REQUIRED WORK: In the data that follows, count every line holding the string "Notch" and give the count alone.

DATA SUPPLIED:
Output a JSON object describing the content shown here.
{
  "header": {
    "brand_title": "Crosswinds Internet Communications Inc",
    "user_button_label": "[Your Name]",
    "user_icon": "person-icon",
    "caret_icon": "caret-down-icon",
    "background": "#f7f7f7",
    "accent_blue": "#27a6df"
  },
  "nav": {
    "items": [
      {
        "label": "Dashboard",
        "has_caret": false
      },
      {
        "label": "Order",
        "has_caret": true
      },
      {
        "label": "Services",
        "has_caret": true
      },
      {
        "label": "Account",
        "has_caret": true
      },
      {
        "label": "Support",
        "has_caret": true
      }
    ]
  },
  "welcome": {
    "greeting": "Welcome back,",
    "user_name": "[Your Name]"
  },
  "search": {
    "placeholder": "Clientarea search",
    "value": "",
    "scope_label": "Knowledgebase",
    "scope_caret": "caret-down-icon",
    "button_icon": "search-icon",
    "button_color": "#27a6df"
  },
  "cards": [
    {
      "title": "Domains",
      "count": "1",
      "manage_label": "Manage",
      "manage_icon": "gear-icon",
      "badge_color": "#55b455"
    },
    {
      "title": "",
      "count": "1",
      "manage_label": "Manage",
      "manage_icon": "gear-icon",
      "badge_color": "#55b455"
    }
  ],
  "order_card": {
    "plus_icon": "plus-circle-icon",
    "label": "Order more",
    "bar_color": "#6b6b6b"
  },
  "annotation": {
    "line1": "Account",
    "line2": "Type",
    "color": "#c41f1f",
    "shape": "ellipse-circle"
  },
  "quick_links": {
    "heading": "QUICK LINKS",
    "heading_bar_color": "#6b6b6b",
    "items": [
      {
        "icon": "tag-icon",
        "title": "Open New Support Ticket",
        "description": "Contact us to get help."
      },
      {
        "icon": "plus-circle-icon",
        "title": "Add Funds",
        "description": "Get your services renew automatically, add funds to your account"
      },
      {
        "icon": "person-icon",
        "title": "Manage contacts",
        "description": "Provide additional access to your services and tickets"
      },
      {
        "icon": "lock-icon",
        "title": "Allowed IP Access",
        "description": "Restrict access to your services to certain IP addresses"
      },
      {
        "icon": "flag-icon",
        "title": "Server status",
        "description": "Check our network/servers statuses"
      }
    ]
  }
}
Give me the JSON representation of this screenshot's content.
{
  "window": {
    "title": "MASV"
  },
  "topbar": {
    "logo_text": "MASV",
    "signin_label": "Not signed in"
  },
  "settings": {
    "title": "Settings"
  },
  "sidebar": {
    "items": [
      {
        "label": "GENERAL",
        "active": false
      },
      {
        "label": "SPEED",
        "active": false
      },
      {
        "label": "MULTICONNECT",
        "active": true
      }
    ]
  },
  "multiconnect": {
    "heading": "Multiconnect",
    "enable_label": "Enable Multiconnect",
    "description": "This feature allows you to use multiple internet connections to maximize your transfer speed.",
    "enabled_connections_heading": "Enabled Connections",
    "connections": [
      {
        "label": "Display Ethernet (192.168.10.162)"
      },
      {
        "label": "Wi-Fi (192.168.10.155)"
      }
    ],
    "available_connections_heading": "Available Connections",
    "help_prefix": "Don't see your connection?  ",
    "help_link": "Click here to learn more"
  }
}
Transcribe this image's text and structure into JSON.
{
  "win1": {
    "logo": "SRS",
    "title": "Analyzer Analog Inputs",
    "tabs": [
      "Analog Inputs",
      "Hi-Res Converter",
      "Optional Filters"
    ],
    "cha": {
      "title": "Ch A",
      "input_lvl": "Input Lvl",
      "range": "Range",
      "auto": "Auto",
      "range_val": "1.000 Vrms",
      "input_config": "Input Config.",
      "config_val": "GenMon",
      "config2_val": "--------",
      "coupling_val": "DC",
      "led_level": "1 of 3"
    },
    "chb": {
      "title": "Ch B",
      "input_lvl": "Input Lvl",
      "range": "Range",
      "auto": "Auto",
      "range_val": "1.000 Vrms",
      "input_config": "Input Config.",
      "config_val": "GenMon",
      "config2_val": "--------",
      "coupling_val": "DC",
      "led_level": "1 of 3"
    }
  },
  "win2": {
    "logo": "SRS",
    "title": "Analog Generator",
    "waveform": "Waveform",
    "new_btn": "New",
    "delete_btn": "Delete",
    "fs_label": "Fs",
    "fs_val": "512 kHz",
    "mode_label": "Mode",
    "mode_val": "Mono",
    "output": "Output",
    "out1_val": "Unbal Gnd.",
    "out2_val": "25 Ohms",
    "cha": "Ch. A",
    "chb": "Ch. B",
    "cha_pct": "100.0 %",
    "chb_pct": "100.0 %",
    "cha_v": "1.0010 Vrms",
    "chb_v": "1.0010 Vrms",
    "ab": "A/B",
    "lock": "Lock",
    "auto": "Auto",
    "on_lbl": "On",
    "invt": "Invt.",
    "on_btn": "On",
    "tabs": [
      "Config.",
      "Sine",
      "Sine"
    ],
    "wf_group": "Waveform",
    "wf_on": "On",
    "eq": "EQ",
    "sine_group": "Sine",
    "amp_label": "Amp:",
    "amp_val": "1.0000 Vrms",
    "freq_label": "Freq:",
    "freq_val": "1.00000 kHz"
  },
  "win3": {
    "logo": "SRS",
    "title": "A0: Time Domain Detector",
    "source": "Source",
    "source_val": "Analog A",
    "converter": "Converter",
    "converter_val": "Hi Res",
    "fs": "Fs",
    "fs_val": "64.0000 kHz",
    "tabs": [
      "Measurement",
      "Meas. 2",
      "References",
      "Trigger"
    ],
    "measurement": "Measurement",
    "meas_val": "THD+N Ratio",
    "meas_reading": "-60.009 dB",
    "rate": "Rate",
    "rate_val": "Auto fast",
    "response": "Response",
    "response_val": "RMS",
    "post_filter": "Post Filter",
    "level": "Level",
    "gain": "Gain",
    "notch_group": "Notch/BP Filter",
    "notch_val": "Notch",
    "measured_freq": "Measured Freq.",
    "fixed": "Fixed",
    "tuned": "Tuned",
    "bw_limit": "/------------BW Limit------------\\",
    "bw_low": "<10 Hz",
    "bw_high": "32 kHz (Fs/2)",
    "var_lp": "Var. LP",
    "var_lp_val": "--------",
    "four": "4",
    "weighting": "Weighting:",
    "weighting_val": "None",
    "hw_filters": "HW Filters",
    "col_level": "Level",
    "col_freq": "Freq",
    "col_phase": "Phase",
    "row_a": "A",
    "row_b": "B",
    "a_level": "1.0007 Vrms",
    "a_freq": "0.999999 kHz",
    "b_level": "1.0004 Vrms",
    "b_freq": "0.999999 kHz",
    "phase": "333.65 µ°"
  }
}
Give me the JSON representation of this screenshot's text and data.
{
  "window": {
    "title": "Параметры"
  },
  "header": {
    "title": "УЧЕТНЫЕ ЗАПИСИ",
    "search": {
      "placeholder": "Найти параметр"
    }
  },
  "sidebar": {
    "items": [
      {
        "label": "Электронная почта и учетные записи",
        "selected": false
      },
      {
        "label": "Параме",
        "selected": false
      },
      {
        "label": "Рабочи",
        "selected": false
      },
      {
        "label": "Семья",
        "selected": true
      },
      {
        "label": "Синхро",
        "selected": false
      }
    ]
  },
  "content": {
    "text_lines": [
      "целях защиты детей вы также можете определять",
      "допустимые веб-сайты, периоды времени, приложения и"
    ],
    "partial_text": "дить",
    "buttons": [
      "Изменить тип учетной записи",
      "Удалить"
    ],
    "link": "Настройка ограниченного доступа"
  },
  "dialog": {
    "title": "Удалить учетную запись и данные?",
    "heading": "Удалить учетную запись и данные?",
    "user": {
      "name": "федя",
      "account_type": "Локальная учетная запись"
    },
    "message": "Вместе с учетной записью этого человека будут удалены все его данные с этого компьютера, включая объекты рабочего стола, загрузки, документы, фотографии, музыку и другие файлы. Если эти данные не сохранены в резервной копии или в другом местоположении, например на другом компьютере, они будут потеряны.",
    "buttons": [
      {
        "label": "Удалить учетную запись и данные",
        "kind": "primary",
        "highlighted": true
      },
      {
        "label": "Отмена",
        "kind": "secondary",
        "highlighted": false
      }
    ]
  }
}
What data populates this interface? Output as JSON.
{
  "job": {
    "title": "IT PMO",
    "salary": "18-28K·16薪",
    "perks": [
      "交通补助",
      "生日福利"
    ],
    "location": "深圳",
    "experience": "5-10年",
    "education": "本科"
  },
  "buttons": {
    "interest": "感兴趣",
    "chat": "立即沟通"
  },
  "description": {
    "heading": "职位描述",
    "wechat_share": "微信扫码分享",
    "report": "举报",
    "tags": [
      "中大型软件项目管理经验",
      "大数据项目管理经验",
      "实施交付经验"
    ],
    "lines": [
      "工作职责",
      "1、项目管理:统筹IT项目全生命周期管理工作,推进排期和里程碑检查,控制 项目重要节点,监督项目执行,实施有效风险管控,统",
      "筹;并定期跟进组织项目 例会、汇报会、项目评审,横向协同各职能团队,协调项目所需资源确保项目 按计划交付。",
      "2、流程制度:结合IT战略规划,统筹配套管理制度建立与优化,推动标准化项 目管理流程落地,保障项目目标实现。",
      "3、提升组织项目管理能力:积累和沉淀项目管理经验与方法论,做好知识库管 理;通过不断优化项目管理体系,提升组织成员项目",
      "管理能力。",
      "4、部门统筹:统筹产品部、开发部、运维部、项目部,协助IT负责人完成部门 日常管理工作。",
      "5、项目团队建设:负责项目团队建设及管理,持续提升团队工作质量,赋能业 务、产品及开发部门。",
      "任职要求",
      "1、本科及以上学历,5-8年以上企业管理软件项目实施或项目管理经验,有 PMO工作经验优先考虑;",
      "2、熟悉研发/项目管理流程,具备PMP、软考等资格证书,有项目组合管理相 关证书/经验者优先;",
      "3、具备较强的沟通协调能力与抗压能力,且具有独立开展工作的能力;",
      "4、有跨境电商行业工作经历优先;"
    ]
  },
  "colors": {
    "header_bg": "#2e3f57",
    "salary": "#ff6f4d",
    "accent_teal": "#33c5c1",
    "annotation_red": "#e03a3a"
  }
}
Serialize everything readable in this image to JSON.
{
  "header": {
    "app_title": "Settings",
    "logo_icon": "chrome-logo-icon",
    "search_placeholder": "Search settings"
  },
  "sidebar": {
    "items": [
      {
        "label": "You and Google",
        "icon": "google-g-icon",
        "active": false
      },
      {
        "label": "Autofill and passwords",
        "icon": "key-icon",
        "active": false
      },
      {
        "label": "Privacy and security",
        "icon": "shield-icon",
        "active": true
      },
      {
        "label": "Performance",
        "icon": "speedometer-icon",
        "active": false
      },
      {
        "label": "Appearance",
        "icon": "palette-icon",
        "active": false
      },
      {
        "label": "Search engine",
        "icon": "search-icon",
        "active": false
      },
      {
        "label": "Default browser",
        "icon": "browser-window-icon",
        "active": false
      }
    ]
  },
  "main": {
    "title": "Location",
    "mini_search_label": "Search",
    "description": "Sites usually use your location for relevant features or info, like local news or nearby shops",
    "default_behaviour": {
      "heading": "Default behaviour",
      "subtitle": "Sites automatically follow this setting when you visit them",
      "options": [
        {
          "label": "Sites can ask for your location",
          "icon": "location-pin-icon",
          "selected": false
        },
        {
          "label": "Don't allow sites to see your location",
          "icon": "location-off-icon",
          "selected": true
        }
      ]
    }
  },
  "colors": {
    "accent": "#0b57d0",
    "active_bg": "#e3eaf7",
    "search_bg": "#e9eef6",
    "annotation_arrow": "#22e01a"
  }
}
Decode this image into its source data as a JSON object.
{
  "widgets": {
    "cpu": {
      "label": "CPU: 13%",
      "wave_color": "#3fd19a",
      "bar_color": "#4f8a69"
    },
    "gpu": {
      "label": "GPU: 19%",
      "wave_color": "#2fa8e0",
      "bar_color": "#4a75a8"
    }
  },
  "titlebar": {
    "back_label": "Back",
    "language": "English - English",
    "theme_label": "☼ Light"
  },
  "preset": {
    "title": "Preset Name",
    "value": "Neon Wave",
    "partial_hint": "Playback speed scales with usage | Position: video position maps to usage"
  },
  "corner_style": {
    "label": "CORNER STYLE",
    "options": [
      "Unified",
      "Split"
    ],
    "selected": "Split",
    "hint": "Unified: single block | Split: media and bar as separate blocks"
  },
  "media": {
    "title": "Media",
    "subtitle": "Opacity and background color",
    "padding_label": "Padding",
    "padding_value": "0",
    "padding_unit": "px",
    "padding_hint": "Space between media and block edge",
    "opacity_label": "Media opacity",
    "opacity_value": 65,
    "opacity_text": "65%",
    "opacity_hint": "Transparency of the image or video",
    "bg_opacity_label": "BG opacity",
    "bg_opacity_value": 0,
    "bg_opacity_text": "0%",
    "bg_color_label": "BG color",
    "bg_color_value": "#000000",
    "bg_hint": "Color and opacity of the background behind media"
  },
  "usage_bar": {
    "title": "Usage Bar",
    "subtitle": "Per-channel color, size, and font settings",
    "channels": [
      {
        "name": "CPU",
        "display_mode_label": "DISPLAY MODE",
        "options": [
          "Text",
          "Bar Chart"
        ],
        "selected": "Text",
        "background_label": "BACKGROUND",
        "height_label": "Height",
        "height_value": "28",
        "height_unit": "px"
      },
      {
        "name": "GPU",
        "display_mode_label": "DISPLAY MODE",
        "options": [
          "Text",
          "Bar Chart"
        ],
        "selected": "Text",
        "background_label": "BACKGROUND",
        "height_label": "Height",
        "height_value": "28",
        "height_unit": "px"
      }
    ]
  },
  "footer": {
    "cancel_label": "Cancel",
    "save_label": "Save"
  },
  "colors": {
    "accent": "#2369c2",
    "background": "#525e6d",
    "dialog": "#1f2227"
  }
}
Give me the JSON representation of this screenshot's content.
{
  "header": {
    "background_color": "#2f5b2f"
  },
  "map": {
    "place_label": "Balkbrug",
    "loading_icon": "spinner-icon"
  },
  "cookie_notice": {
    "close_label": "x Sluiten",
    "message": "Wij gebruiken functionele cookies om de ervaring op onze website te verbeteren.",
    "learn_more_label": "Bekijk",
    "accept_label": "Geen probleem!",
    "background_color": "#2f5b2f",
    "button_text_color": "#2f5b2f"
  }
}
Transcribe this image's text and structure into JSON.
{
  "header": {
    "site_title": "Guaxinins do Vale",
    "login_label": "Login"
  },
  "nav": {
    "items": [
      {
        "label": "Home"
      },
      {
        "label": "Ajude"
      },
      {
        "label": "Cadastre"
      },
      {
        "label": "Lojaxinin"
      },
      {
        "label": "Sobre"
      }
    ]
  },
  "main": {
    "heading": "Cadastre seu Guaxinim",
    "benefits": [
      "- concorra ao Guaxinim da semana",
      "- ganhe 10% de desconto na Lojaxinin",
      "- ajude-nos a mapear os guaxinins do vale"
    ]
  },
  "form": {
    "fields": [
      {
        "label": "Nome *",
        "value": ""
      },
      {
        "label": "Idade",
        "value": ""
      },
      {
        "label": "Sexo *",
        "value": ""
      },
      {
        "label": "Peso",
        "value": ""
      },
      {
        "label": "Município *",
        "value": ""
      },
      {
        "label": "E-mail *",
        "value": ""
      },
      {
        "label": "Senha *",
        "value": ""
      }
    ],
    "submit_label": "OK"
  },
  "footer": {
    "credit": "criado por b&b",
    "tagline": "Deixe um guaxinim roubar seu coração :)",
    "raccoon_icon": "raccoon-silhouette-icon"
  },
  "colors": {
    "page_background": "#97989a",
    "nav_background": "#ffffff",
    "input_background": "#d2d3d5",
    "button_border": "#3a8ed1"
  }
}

ANSWER TO THE TASK: 2